» TASK REQUIREMENTS:
Produce an exact copy of all the data below, dropping every image.

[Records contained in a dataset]
--- start ---

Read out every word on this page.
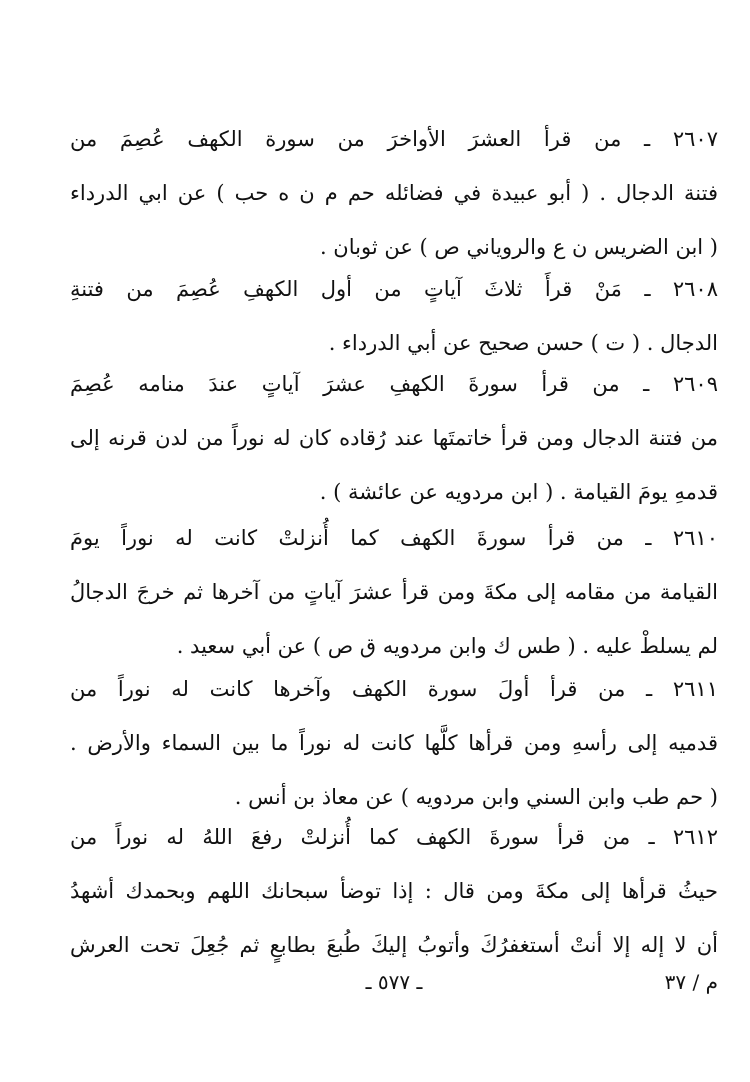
٢٦٠٧ ـ من قرأ العشرَ الأواخرَ من سورة الكهف عُصِمَ من
فتنة الدجال . ( أبو عبيدة في فضائله حم م ن ه حب ) عن ابي الدرداء
( ابن الضريس ن ع والروياني ص ) عن ثوبان .
٢٦٠٨ ـ مَنْ قرأَ ثلاثَ آياتٍ من أول الكهفِ عُصِمَ من فتنةِ
الدجال . ( ت ) حسن صحيح عن أبي الدرداء .
٢٦٠٩ ـ من قرأ سورةَ الكهفِ عشرَ آياتٍ عندَ منامه عُصِمَ
من فتنة الدجال ومن قرأ خاتمتَها عند رُقاده كان له نوراً من لدن قرنه إلى
قدمهِ يومَ القيامة . ( ابن مردويه عن عائشة ) .
٢٦١٠ ـ من قرأ سورةَ الكهف كما أُنزلتْ كانت له نوراً يومَ
القيامة من مقامه إلى مكةَ ومن قرأ عشرَ آياتٍ من آخرها ثم خرجَ الدجالُ
لم يسلطْ عليه . ( طس ك وابن مردويه ق ص ) عن أبي سعيد .
٢٦١١ ـ من قرأ أولَ سورة الكهف وآخرها كانت له نوراً من
قدميه إلى رأسهِ ومن قرأها كلَّها كانت له نوراً ما بين السماء والأرض .
( حم طب وابن السني وابن مردويه ) عن معاذ بن أنس .
٢٦١٢ ـ من قرأ سورةَ الكهف كما أُنزلتْ رفعَ اللهُ له نوراً من
حيثُ قرأها إلى مكةَ ومن قال : إذا توضأ سبحانك اللهم وبحمدك أشهدُ
أن لا إله إلا أنتْ أستغفرُكَ وأتوبُ إليكَ طُبعَ بطابعٍ ثم جُعِلَ تحت العرش
م / ٣٧
ـ ٥٧٧ ـ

--- end ---

» OUTPUT:
Read out every word on this page.
٢٦٠٧ ـ من قرأ العشرَ الأواخرَ من سورة الكهف عُصِمَ من
فتنة الدجال . ( أبو عبيدة في فضائله حم م ن ه حب ) عن ابي الدرداء
( ابن الضريس ن ع والروياني ص ) عن ثوبان .
٢٦٠٨ ـ مَنْ قرأَ ثلاثَ آياتٍ من أول الكهفِ عُصِمَ من فتنةِ
الدجال . ( ت ) حسن صحيح عن أبي الدرداء .
٢٦٠٩ ـ من قرأ سورةَ الكهفِ عشرَ آياتٍ عندَ منامه عُصِمَ
من فتنة الدجال ومن قرأ خاتمتَها عند رُقاده كان له نوراً من لدن قرنه إلى
قدمهِ يومَ القيامة . ( ابن مردويه عن عائشة ) .
٢٦١٠ ـ من قرأ سورةَ الكهف كما أُنزلتْ كانت له نوراً يومَ
القيامة من مقامه إلى مكةَ ومن قرأ عشرَ آياتٍ من آخرها ثم خرجَ الدجالُ
لم يسلطْ عليه . ( طس ك وابن مردويه ق ص ) عن أبي سعيد .
٢٦١١ ـ من قرأ أولَ سورة الكهف وآخرها كانت له نوراً من
قدميه إلى رأسهِ ومن قرأها كلَّها كانت له نوراً ما بين السماء والأرض .
( حم طب وابن السني وابن مردويه ) عن معاذ بن أنس .
٢٦١٢ ـ من قرأ سورةَ الكهف كما أُنزلتْ رفعَ اللهُ له نوراً من
حيثُ قرأها إلى مكةَ ومن قال : إذا توضأ سبحانك اللهم وبحمدك أشهدُ
أن لا إله إلا أنتْ أستغفرُكَ وأتوبُ إليكَ طُبعَ بطابعٍ ثم جُعِلَ تحت العرش
م / ٣٧
ـ ٥٧٧ ـ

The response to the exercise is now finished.